[Stored records]
★ ★ ★
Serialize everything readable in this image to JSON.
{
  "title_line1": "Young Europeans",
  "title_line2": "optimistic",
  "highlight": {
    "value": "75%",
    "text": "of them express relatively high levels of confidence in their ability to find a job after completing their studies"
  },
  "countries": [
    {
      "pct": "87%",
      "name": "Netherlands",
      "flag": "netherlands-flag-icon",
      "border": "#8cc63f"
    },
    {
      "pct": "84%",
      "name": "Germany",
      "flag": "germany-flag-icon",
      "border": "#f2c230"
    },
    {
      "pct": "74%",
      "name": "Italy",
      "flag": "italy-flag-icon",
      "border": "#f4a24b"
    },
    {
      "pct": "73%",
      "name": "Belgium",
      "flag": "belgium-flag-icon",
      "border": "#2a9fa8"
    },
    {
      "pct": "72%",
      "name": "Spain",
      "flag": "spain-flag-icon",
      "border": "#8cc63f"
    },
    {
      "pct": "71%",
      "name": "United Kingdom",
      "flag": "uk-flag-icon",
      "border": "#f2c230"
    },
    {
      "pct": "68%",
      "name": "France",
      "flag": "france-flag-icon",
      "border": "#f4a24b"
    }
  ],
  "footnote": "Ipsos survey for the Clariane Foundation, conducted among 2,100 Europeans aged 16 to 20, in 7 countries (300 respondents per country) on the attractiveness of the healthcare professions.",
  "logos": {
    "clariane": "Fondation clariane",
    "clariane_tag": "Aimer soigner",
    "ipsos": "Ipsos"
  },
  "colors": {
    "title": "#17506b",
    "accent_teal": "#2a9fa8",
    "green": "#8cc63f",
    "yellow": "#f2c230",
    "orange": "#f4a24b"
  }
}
★ ★ ★
Written problem
Extract the listing in its entirety, matching it exactly.

Reply
Serialize everything readable in this image to JSON.
{
  "title_line1": "Young Europeans",
  "title_line2": "optimistic",
  "highlight": {
    "value": "75%",
    "text": "of them express relatively high levels of confidence in their ability to find a job after completing their studies"
  },
  "countries": [
    {
      "pct": "87%",
      "name": "Netherlands",
      "flag": "netherlands-flag-icon",
      "border": "#8cc63f"
    },
    {
      "pct": "84%",
      "name": "Germany",
      "flag": "germany-flag-icon",
      "border": "#f2c230"
    },
    {
      "pct": "74%",
      "name": "Italy",
      "flag": "italy-flag-icon",
      "border": "#f4a24b"
    },
    {
      "pct": "73%",
      "name": "Belgium",
      "flag": "belgium-flag-icon",
      "border": "#2a9fa8"
    },
    {
      "pct": "72%",
      "name": "Spain",
      "flag": "spain-flag-icon",
      "border": "#8cc63f"
    },
    {
      "pct": "71%",
      "name": "United Kingdom",
      "flag": "uk-flag-icon",
      "border": "#f2c230"
    },
    {
      "pct": "68%",
      "name": "France",
      "flag": "france-flag-icon",
      "border": "#f4a24b"
    }
  ],
  "footnote": "Ipsos survey for the Clariane Foundation, conducted among 2,100 Europeans aged 16 to 20, in 7 countries (300 respondents per country) on the attractiveness of the healthcare professions.",
  "logos": {
    "clariane": "Fondation clariane",
    "clariane_tag": "Aimer soigner",
    "ipsos": "Ipsos"
  },
  "colors": {
    "title": "#17506b",
    "accent_teal": "#2a9fa8",
    "green": "#8cc63f",
    "yellow": "#f2c230",
    "orange": "#f4a24b"
  }
}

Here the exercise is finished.